Written problem:
Check each line for the word "silice" and report how many have it. Give nothing else.

::: Records to process

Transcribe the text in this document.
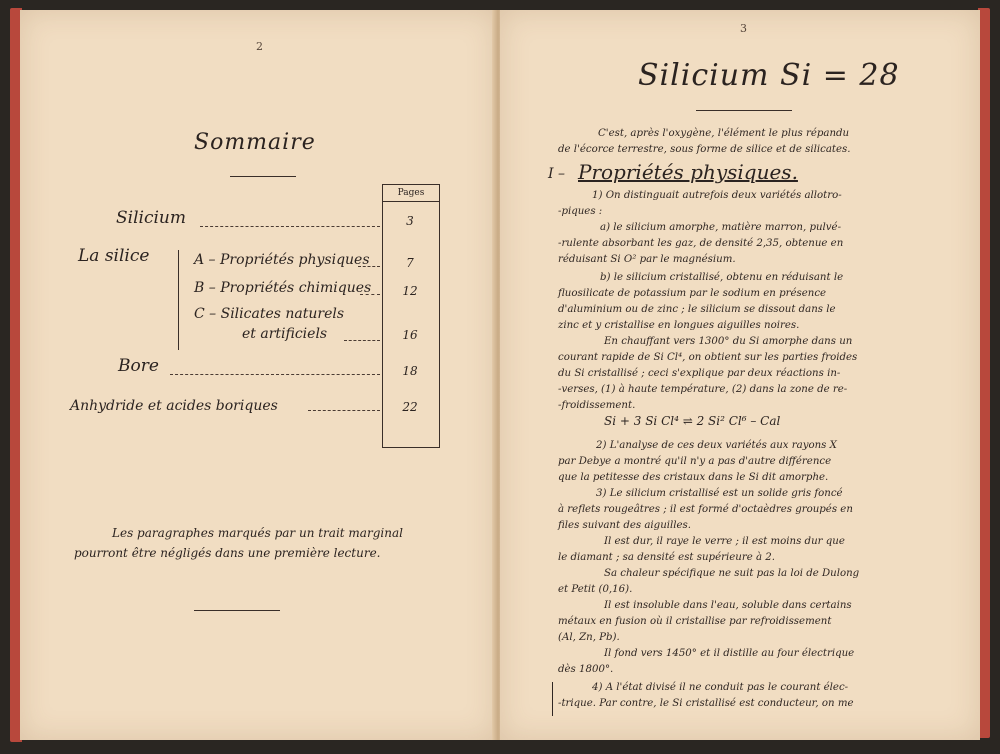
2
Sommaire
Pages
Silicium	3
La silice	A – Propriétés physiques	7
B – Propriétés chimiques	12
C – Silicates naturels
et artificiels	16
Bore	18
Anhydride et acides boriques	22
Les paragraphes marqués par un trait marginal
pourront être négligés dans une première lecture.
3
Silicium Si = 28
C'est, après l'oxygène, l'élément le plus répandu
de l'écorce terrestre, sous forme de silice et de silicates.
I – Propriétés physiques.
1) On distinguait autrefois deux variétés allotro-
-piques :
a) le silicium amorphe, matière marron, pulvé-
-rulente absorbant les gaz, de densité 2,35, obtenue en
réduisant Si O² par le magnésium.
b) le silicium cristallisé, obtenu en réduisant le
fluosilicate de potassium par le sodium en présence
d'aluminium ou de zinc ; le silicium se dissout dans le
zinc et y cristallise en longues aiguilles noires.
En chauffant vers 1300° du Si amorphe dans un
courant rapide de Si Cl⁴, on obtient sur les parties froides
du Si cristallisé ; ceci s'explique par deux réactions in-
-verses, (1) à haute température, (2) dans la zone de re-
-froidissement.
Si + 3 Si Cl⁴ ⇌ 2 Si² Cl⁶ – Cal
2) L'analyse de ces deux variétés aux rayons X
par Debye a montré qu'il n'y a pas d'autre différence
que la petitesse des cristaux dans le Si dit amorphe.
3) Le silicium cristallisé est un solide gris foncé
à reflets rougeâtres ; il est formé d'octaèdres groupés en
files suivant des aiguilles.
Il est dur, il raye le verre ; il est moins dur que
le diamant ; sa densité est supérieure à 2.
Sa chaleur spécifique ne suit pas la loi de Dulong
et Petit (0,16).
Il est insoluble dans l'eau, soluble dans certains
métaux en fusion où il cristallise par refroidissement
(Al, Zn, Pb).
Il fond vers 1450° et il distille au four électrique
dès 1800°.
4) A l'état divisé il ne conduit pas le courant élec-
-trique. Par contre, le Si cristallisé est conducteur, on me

::::::
::: Records to process

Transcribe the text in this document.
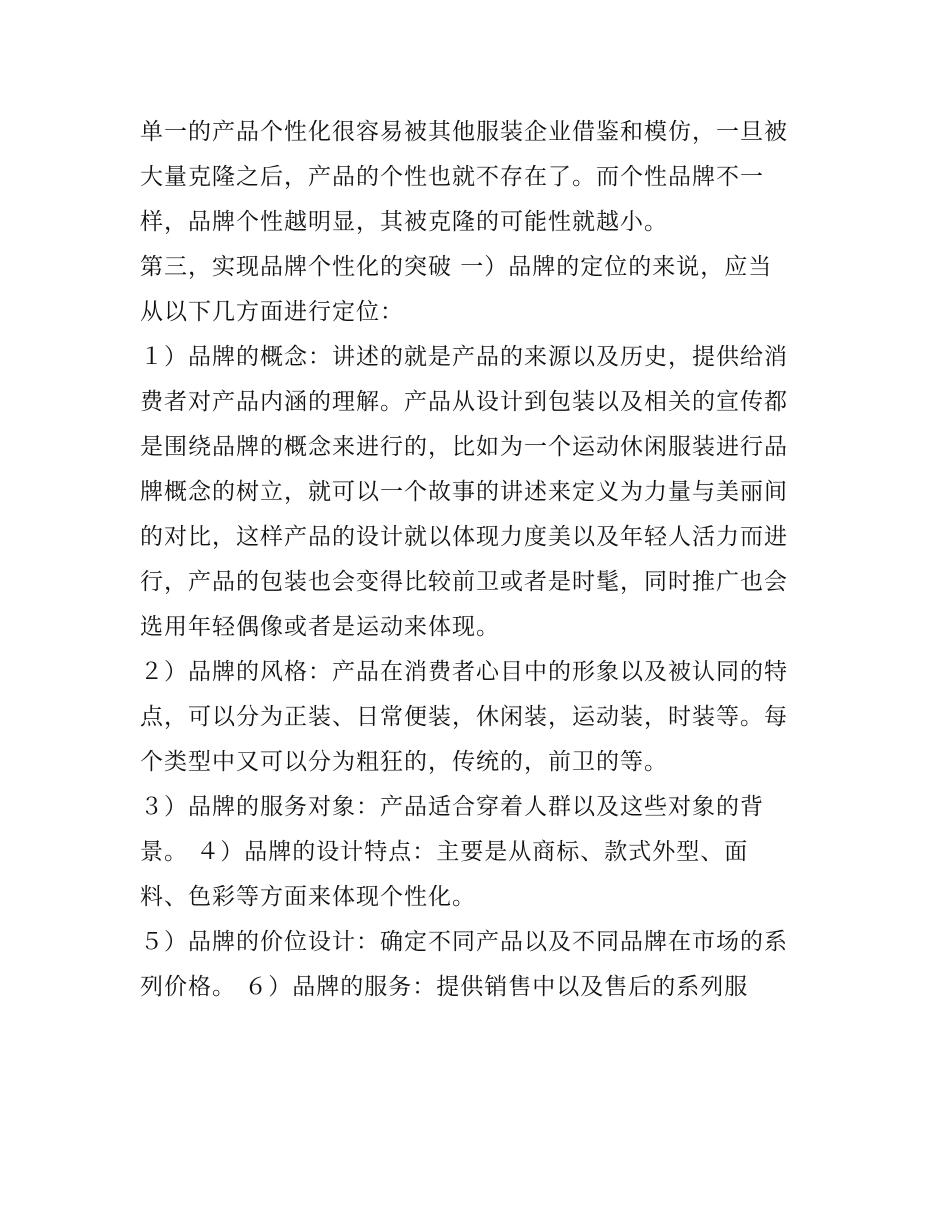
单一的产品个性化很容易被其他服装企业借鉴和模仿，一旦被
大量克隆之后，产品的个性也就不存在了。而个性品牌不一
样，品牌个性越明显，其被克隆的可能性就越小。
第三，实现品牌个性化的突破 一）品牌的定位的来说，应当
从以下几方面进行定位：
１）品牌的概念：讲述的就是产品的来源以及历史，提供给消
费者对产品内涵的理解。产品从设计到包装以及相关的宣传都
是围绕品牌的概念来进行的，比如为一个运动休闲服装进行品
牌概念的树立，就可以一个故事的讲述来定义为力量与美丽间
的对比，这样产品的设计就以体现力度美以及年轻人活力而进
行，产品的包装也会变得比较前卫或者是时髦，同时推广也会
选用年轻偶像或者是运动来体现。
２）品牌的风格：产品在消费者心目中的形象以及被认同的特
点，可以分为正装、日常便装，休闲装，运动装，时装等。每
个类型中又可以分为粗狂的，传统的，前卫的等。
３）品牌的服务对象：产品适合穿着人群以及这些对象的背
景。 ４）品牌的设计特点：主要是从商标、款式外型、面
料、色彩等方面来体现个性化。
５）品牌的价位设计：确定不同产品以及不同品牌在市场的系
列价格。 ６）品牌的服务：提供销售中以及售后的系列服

::::::

Answer to the exercise:
2